Extract every entry word for word. Skip the pictures.
-- begin --
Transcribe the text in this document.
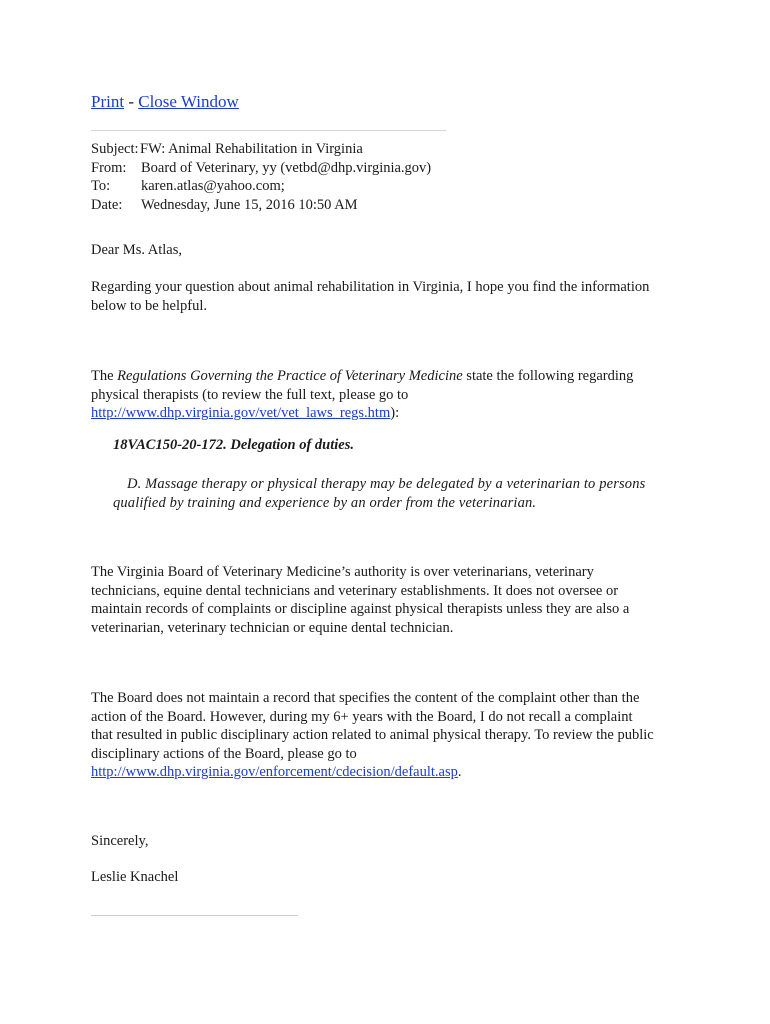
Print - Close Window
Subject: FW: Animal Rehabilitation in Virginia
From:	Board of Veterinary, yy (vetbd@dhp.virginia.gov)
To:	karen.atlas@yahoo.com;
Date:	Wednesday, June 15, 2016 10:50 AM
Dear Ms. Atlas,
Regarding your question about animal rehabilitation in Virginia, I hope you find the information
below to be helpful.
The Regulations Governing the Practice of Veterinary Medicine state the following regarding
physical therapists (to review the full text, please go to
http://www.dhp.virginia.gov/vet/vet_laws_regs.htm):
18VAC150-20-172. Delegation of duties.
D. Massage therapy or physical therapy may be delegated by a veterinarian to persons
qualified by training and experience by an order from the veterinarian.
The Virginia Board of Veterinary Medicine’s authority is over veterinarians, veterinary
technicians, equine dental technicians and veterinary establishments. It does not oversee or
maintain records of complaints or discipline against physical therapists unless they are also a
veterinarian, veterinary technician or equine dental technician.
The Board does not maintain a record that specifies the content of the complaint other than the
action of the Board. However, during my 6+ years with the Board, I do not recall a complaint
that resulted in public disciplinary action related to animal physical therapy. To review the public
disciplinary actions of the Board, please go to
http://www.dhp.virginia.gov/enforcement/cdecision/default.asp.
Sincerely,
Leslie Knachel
-- end --
| Output for this task |
Transcribe the text in this document.
Print - Close Window
Subject: FW: Animal Rehabilitation in Virginia
From:	Board of Veterinary, yy (vetbd@dhp.virginia.gov)
To:	karen.atlas@yahoo.com;
Date:	Wednesday, June 15, 2016 10:50 AM
Dear Ms. Atlas,
Regarding your question about animal rehabilitation in Virginia, I hope you find the information
below to be helpful.
The Regulations Governing the Practice of Veterinary Medicine state the following regarding
physical therapists (to review the full text, please go to
http://www.dhp.virginia.gov/vet/vet_laws_regs.htm):
18VAC150-20-172. Delegation of duties.
D. Massage therapy or physical therapy may be delegated by a veterinarian to persons
qualified by training and experience by an order from the veterinarian.
The Virginia Board of Veterinary Medicine’s authority is over veterinarians, veterinary
technicians, equine dental technicians and veterinary establishments. It does not oversee or
maintain records of complaints or discipline against physical therapists unless they are also a
veterinarian, veterinary technician or equine dental technician.
The Board does not maintain a record that specifies the content of the complaint other than the
action of the Board. However, during my 6+ years with the Board, I do not recall a complaint
that resulted in public disciplinary action related to animal physical therapy. To review the public
disciplinary actions of the Board, please go to
http://www.dhp.virginia.gov/enforcement/cdecision/default.asp.
Sincerely,
Leslie Knachel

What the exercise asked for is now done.